_Given request_
Show all lines that include the string "Change"; copy each one.

_Dataset records_
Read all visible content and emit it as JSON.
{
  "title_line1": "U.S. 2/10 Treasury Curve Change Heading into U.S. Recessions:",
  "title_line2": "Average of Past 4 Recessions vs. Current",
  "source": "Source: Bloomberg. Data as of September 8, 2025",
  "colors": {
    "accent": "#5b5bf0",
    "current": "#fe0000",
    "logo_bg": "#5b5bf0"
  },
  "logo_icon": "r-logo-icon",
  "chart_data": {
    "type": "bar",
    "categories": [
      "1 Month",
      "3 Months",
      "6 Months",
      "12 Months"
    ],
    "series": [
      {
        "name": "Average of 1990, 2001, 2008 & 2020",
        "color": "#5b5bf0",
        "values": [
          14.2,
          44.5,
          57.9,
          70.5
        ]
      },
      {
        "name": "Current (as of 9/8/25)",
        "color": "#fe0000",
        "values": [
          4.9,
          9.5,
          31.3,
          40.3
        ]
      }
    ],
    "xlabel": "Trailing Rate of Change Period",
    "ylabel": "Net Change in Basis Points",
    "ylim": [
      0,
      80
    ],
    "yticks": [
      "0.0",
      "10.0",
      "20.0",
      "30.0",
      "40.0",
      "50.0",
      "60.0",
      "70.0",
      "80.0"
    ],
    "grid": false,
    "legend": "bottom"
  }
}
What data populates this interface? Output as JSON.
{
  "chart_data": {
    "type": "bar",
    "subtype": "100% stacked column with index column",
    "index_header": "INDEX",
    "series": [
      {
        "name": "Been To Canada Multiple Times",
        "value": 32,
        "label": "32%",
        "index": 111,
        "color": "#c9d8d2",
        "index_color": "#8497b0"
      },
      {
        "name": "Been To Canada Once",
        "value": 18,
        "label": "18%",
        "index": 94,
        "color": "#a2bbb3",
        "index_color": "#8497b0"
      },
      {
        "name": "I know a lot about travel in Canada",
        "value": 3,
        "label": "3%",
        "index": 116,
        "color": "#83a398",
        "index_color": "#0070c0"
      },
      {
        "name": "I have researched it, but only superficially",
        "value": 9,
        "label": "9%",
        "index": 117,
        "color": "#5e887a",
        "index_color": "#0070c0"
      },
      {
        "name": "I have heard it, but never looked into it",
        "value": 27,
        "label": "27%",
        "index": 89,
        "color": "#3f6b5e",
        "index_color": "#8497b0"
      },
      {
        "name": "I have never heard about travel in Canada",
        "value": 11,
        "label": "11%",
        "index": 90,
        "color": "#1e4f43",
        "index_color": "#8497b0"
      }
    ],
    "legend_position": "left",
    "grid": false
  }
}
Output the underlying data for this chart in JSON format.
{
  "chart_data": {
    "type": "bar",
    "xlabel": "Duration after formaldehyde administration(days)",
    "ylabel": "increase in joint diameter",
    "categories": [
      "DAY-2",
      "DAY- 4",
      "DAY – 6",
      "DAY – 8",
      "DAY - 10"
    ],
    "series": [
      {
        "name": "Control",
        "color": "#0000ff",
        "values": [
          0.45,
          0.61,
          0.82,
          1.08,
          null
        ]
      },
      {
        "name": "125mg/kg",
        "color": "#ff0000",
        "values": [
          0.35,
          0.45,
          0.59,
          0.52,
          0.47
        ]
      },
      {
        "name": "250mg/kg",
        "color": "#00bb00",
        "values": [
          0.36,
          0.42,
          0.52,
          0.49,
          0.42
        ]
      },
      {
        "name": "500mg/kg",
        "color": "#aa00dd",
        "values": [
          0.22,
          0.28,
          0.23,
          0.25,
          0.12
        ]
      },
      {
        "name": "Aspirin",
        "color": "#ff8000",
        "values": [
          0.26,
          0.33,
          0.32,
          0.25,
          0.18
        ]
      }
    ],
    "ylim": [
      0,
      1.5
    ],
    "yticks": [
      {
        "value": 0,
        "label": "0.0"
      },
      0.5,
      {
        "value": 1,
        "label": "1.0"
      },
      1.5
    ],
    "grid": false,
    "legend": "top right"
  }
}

_Written answer_
  "title_line1": "U.S. 2/10 Treasury Curve Change Heading into U.S. Recessions:",
    "xlabel": "Trailing Rate of Change Period",
    "ylabel": "Net Change in Basis Points",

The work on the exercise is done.